ASSIGNED TASK A>
Reproduce the part of the court memorandum between "Case No. 4:08CV01705 ERW." and "Infringement [doc. #30].", inclusive, renaming "Essex P.B. R. Corp." as "Essex Corporation" everywhere it occurs.
ASSIGNED TASK B>
Continue the court memorandum, starting right after its final sentence.

TEXT SHOWN>
• • • •
United States District Court, E.D. Missouri, Eastern Division
Aug 4, 2009
Case No. 4:08CV01705 ERW (E.D. Mo. Aug. 4, 2009)

Opinion

Case No. 4:08CV01705 ERW.

August 4, 2009


MEMORANDUM AND ORDER


This matter comes before the Court on Plaintiff Essex P.B. R. Corp.'s Voluntary Motion to Dismiss, or in the Alternative, Motion to Amend the Court's Case Management Order [doc. #17]; Plaintiff Essex P.B. R. Corp.'s Motion to Stay Briefing on Xcaper's Motion for Summary Judgment in Light of the Court's Ruling upon Essex's Motion to Dismiss [doc. #23]; Motion to Strike Plaintiff Essex P.B. R. Corp.'s Reply in Support of its Voluntary Motion to Dismiss, or in the Alternative, Motion to Amend the Court's Case Management Order [doc. #26]; and Xcaper's Motion for Sanctions under Fed.R.Civ.Pro. 11 and 35 U.S.C. § 285 for Failure to Conduct Adequate Pre-Filing Investigation and Maintaining its Claim of Infringement [doc. #30].
• • • •
[Collected data]
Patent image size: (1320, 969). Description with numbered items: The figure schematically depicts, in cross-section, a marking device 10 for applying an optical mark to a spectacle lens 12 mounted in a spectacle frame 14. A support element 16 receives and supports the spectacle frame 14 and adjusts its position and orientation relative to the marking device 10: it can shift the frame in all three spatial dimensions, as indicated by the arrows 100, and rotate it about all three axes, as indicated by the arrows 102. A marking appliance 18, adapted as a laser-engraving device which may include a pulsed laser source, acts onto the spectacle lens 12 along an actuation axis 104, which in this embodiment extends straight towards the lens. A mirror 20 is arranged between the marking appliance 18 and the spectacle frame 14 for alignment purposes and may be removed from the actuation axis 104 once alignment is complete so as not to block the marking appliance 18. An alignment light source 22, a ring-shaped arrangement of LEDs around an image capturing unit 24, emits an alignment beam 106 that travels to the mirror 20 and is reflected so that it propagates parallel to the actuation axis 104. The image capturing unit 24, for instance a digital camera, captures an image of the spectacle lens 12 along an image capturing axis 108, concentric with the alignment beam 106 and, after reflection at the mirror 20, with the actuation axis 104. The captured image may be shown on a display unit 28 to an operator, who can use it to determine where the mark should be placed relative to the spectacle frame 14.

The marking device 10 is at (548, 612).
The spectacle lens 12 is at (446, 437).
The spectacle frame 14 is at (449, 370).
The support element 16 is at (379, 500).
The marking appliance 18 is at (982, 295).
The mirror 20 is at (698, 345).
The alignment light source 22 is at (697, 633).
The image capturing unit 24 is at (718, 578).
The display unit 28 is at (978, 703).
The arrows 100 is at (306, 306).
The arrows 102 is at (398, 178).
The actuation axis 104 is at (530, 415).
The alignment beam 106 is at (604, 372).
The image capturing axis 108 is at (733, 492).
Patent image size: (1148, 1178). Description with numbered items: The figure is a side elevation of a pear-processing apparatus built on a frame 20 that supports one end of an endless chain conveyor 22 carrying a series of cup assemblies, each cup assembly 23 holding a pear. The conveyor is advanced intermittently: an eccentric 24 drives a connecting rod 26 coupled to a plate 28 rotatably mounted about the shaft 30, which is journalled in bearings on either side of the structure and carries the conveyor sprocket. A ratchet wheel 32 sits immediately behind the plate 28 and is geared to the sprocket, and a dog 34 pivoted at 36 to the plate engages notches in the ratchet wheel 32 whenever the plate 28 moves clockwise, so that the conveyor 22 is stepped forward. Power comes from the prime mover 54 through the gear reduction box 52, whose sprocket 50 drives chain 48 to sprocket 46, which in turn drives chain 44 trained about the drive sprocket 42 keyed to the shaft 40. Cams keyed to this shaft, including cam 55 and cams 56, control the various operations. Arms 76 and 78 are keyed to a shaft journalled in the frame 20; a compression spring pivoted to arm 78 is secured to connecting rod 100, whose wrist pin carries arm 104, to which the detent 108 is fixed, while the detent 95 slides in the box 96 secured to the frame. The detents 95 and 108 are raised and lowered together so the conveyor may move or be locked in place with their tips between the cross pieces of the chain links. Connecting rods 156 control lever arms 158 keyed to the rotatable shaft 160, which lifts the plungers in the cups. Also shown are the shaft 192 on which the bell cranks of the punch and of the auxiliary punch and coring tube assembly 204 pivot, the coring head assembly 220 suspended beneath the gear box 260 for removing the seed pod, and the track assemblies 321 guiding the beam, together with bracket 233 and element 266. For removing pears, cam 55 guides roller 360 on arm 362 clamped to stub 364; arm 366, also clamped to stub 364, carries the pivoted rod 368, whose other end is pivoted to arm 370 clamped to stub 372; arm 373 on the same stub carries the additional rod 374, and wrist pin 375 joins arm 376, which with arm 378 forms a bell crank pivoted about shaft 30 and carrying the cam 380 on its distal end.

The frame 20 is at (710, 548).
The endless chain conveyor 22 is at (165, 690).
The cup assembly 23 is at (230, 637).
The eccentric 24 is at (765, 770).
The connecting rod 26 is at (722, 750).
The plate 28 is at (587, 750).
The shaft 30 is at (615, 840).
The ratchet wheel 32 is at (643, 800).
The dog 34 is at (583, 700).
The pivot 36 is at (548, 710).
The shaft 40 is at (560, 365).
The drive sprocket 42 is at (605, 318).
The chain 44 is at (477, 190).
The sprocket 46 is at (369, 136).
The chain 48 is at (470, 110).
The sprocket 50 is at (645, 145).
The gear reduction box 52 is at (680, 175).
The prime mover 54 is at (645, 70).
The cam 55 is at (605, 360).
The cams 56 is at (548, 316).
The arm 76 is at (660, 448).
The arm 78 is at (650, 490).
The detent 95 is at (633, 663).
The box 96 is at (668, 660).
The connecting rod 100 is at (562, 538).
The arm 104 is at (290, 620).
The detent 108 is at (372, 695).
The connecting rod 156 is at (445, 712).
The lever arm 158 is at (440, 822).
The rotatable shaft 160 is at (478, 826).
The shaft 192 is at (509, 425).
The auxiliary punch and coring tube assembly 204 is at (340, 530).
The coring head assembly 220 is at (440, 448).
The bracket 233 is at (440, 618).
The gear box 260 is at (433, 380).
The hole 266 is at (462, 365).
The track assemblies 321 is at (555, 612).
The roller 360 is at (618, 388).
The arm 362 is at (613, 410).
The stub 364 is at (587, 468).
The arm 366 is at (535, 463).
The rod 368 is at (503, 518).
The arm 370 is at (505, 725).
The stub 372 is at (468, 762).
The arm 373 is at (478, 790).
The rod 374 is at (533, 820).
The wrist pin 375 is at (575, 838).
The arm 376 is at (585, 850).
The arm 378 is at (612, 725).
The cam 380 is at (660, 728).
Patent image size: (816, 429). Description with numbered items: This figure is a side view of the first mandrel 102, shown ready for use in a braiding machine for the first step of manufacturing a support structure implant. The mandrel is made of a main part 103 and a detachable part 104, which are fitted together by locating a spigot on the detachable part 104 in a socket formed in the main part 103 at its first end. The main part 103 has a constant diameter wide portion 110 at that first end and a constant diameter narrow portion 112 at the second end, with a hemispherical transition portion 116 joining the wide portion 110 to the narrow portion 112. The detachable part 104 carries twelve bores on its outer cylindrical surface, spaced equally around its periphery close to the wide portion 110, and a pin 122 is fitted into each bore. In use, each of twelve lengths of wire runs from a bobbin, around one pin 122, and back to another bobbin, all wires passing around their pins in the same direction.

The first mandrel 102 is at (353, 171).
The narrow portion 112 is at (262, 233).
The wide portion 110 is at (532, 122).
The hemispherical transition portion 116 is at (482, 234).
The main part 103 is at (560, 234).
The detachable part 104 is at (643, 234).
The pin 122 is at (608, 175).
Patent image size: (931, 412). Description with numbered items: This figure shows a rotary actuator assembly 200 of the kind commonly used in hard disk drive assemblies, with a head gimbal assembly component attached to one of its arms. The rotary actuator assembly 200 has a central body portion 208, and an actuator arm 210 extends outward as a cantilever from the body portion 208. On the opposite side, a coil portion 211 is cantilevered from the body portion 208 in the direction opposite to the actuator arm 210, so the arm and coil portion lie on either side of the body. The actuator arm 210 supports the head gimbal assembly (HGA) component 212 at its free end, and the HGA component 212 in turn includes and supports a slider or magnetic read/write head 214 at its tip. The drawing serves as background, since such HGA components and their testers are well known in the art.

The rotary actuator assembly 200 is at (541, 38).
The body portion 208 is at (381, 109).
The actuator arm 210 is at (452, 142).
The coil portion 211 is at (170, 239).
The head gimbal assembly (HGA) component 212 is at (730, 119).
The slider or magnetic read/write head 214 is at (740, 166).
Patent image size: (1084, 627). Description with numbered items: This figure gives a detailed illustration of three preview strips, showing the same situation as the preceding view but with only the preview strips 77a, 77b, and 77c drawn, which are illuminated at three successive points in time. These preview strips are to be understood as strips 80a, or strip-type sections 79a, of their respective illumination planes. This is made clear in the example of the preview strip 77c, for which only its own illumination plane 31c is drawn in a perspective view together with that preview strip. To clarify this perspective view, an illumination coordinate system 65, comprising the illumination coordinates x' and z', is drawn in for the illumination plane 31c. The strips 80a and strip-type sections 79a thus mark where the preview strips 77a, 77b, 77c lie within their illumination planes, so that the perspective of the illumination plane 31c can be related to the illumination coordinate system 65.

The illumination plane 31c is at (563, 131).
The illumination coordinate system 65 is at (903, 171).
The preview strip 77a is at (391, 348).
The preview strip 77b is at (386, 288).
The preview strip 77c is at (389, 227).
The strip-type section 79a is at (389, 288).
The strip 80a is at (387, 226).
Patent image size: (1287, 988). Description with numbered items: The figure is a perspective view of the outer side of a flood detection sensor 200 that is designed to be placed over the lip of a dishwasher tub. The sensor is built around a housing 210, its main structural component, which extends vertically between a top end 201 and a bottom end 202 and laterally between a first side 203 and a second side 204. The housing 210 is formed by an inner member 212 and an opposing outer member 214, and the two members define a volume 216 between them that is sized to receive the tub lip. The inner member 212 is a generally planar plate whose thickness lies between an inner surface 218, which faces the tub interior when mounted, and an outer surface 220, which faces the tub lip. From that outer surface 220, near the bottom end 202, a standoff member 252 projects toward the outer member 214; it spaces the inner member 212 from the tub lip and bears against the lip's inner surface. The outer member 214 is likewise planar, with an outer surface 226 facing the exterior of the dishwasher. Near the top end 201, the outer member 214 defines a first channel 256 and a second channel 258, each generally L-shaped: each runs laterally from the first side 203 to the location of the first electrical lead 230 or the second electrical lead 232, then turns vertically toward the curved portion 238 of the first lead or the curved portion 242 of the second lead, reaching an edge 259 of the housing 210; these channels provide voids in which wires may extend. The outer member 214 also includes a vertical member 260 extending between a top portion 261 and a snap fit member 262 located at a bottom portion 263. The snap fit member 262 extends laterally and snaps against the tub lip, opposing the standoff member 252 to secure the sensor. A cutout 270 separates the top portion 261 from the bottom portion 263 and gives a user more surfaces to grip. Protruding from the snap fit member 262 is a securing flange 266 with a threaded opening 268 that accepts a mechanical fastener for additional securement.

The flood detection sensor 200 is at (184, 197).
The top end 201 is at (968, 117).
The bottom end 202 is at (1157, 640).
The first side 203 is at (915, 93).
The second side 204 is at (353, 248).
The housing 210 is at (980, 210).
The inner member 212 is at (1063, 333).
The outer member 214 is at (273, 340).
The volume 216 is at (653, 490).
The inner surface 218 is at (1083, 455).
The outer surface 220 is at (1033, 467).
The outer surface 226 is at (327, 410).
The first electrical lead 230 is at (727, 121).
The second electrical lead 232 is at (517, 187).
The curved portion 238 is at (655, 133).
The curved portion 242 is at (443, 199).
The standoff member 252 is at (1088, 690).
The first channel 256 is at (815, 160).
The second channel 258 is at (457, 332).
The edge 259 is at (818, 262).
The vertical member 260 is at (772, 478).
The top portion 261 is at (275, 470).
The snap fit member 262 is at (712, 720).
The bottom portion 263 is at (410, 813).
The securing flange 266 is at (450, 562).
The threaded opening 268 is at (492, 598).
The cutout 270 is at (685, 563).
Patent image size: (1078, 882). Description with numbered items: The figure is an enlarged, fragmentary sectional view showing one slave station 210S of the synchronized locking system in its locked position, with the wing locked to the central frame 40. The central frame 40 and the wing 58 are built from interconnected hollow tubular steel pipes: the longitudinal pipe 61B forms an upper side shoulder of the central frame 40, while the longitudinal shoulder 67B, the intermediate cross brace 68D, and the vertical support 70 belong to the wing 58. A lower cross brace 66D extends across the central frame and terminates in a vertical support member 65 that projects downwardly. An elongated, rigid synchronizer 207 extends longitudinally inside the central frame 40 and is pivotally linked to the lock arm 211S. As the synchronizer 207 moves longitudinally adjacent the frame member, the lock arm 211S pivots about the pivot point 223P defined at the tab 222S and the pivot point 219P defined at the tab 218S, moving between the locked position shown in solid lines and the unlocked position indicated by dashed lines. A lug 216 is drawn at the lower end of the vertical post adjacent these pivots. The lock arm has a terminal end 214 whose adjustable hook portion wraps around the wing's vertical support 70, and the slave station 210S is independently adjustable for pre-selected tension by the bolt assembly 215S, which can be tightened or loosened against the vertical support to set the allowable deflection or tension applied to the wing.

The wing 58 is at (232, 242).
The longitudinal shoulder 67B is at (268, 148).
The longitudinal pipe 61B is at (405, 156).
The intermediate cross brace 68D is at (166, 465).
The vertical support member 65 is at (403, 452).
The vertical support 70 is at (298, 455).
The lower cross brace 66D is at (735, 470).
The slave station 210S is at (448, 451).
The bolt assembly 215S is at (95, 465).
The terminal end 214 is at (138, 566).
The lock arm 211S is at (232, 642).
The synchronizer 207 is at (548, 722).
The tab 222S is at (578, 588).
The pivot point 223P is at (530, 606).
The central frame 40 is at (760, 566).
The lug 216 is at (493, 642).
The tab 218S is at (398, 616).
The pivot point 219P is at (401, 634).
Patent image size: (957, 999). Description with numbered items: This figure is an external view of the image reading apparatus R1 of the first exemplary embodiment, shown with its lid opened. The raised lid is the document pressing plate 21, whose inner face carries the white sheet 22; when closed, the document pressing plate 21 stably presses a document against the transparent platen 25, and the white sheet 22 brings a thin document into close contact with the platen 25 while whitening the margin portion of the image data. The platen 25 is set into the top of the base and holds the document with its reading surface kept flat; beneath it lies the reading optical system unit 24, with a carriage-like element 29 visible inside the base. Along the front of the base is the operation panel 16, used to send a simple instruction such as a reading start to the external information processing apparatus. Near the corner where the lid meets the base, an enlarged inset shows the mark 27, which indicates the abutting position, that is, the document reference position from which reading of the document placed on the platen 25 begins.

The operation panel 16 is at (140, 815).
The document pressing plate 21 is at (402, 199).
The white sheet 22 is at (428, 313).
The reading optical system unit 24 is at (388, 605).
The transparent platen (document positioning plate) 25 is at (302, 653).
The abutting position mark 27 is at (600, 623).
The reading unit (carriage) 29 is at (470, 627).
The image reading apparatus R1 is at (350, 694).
• • • •
REPLY A>
Case No. 4:08CV01705 ERW.

August 4, 2009


MEMORANDUM AND ORDER


This matter comes before the Court on Plaintiff Essex Corporation's Voluntary Motion to Dismiss, or in the Alternative, Motion to Amend the Court's Case Management Order [doc. #17]; Plaintiff Essex Corporation's Motion to Stay Briefing on Xcaper's Motion for Summary Judgment in Light of the Court's Ruling upon Essex's Motion to Dismiss [doc. #23]; Motion to Strike Plaintiff Essex Corporation's Reply in Support of its Voluntary Motion to Dismiss, or in the Alternative, Motion to Amend the Court's Case Management Order [doc. #26]; and Xcaper's Motion for Sanctions under Fed.R.Civ.Pro. 11 and 35 U.S.C. § 285 for Failure to Conduct Adequate Pre-Filing Investigation and Maintaining its Claim of Infringement [doc. #30].

REPLY B>
I. PLAINTIFF'S VOLUNTARY MOTION TO DISMISS

Plaintiff Essex P.B. R. Corp. ("Plaintiff") filed suit against Defendant Xcaper Industries, LLC ("Defendant") on November 6, 2008. In its Complaint, Plaintiff alleged that one of Defendant's products infringes United States Patent No. 5,562,092 ("the `092 Patent"). Plaintiff has an exclusive license agreement with the owner of the `092 Patent, which it alleges gives it standing and sufficient rights to initiate and maintain the pending lawsuit. At some point prior to the filing of the lawsuit, Plaintiff received a video of one of Defendant's product demonstrations. Plaintiff asserts that the video led it to believe that Defendant "was making, or at least offering for sale, an emergency smoke filter kit that infringed the claims of the `092 Patent." (Pl.'s Mtn. to Dismiss, doc. #17, p. 1).

Since filing the Complaint, however, Plaintiff has come to believe that: "(a) the accused infringing products in the video were prototypes; (b) [Defendant] has only made four of said prototypes; and (c) at this time, [Defendant] is not making for sale, nor is offering for sale, any emergency smoke filter kits that infringe the asserted claims of the `092 Patent." (Pl.'s Mtn. to Dismiss, doc. #17, p. 2). As a result, Plaintiff filed the pending Motion, requesting that the Court dismiss its claims against Defendant without prejudice.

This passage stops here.